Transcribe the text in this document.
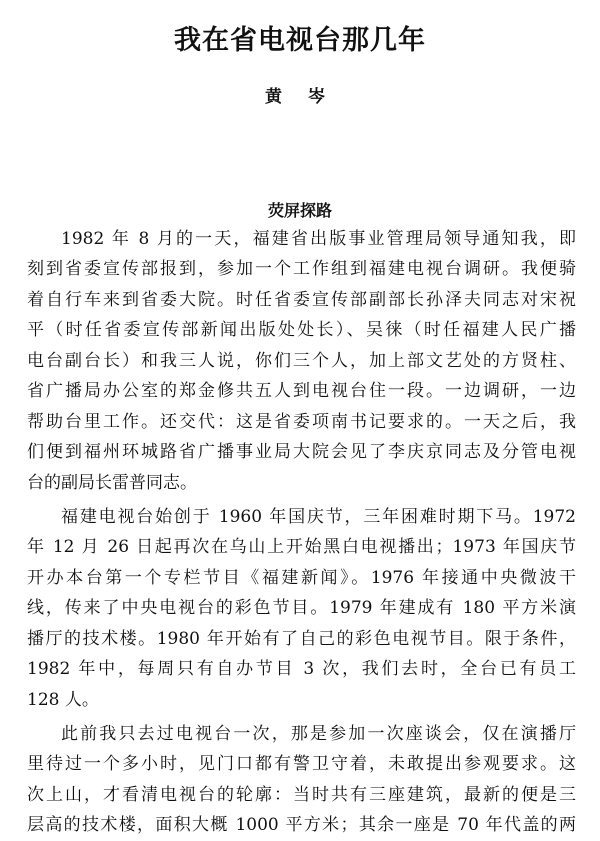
我在省电视台那几年
黄 岑
荧屏探路
1982 年 8 月的一天，福建省出版事业管理局领导通知我，即
刻到省委宣传部报到，参加一个工作组到福建电视台调研。我便骑
着自行车来到省委大院。时任省委宣传部副部长孙泽夫同志对宋祝
平（时任省委宣传部新闻出版处处长）、吴徕（时任福建人民广播
电台副台长）和我三人说，你们三个人，加上部文艺处的方贤柱、
省广播局办公室的郑金修共五人到电视台住一段。一边调研，一边
帮助台里工作。还交代：这是省委项南书记要求的。一天之后，我
们便到福州环城路省广播事业局大院会见了李庆京同志及分管电视
台的副局长雷普同志。
福建电视台始创于 1960 年国庆节，三年困难时期下马。1972
年 12 月 26 日起再次在乌山上开始黑白电视播出；1973 年国庆节
开办本台第一个专栏节目《福建新闻》。1976 年接通中央微波干
线，传来了中央电视台的彩色节目。1979 年建成有 180 平方米演
播厅的技术楼。1980 年开始有了自己的彩色电视节目。限于条件，
1982 年中，每周只有自办节目 3 次，我们去时，全台已有员工
128 人。
此前我只去过电视台一次，那是参加一次座谈会，仅在演播厅
里待过一个多小时，见门口都有警卫守着，未敢提出参观要求。这
次上山，才看清电视台的轮廓：当时共有三座建筑，最新的便是三
层高的技术楼，面积大概 1000 平方米；其余一座是 70 年代盖的两
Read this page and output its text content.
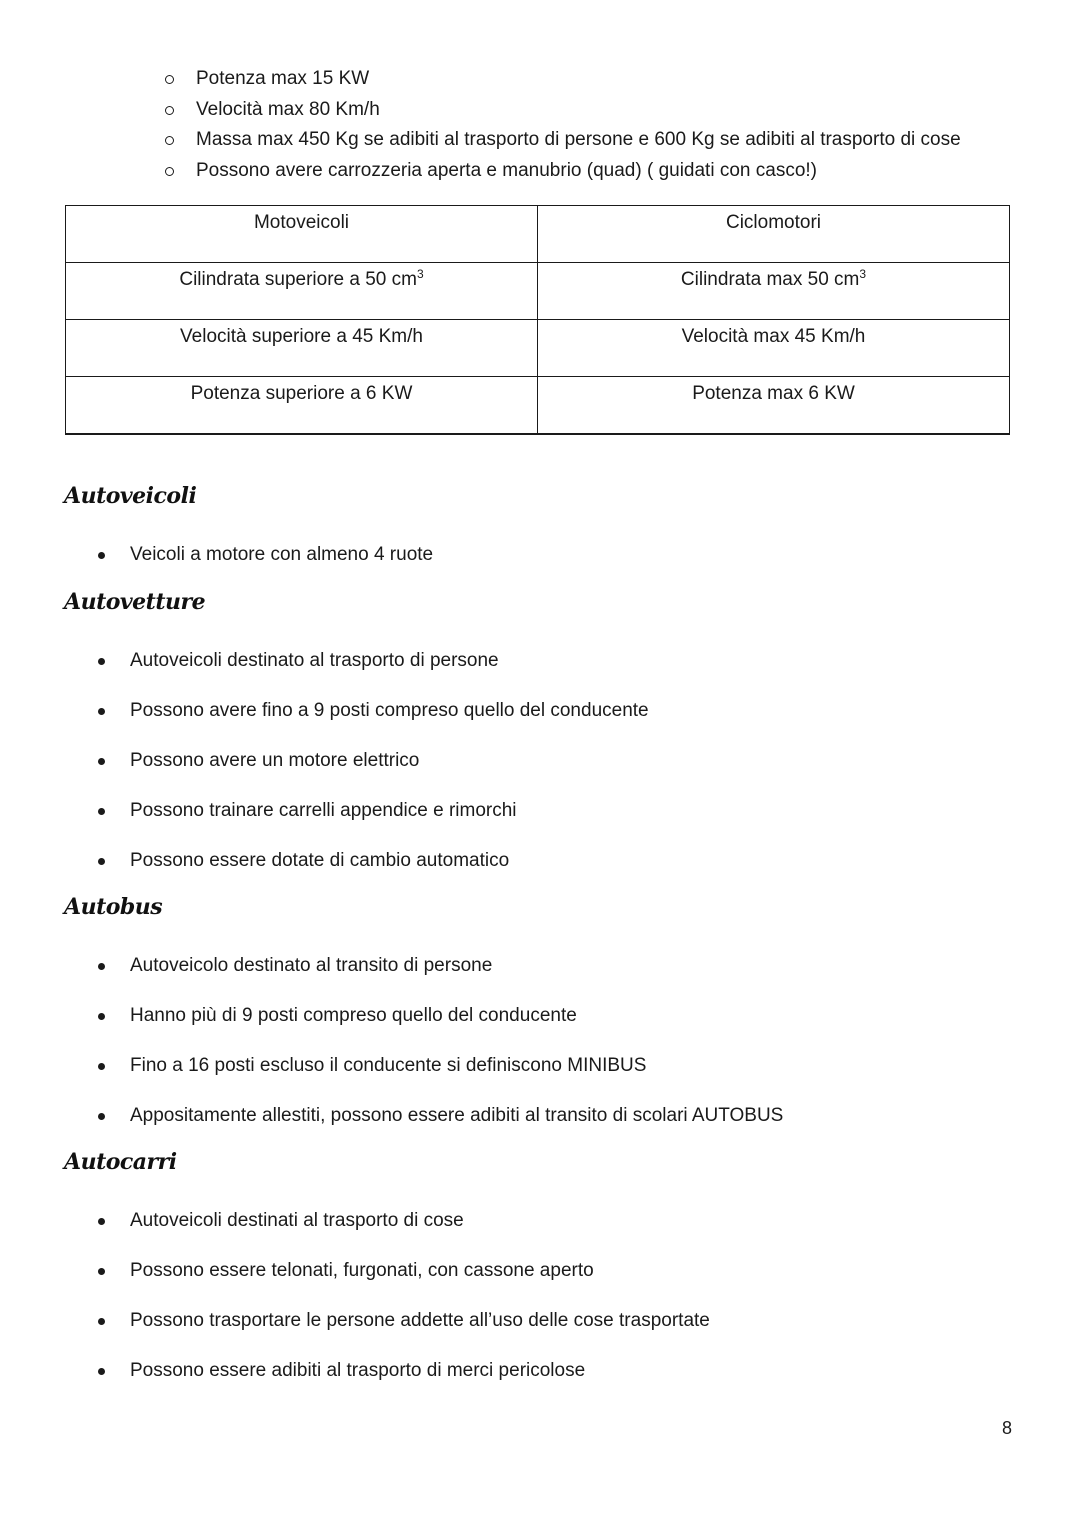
Potenza max 15 KW
Velocità max 80 Km/h
Massa max 450 Kg se adibiti al trasporto di persone e 600 Kg se adibiti al trasporto di cose
Possono avere carrozzeria aperta e manubrio (quad) ( guidati con casco!)
Motoveicoli	Ciclomotori
Cilindrata superiore a 50 $cm^3$	Cilindrata max 50 $cm^3$
Velocità superiore a 45 Km/h	Velocità max 45 Km/h
Potenza superiore a 6 KW	Potenza max 6 KW
Autoveicoli
Veicoli a motore con almeno 4 ruote
Autovetture
Autoveicoli destinato al trasporto di persone
Possono avere fino a 9 posti compreso quello del conducente
Possono avere un motore elettrico
Possono trainare carrelli appendice e rimorchi
Possono essere dotate di cambio automatico
Autobus
Autoveicolo destinato al transito di persone
Hanno più di 9 posti compreso quello del conducente
Fino a 16 posti escluso il conducente si definiscono MINIBUS
Appositamente allestiti, possono essere adibiti al transito di scolari AUTOBUS
Autocarri
Autoveicoli destinati al trasporto di cose
Possono essere telonati, furgonati, con cassone aperto
Possono trasportare le persone addette all’uso delle cose trasportate
Possono essere adibiti al trasporto di merci pericolose
8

--- Written task ---
Take each line of the material that contains the word "cose" and list it.

--- Output of the exercise ---
Massa max 450 Kg se adibiti al trasporto di persone e 600 Kg se adibiti al trasporto di cose
Autoveicoli destinati al trasporto di cose
Possono trasportare le persone addette all’uso delle cose trasportate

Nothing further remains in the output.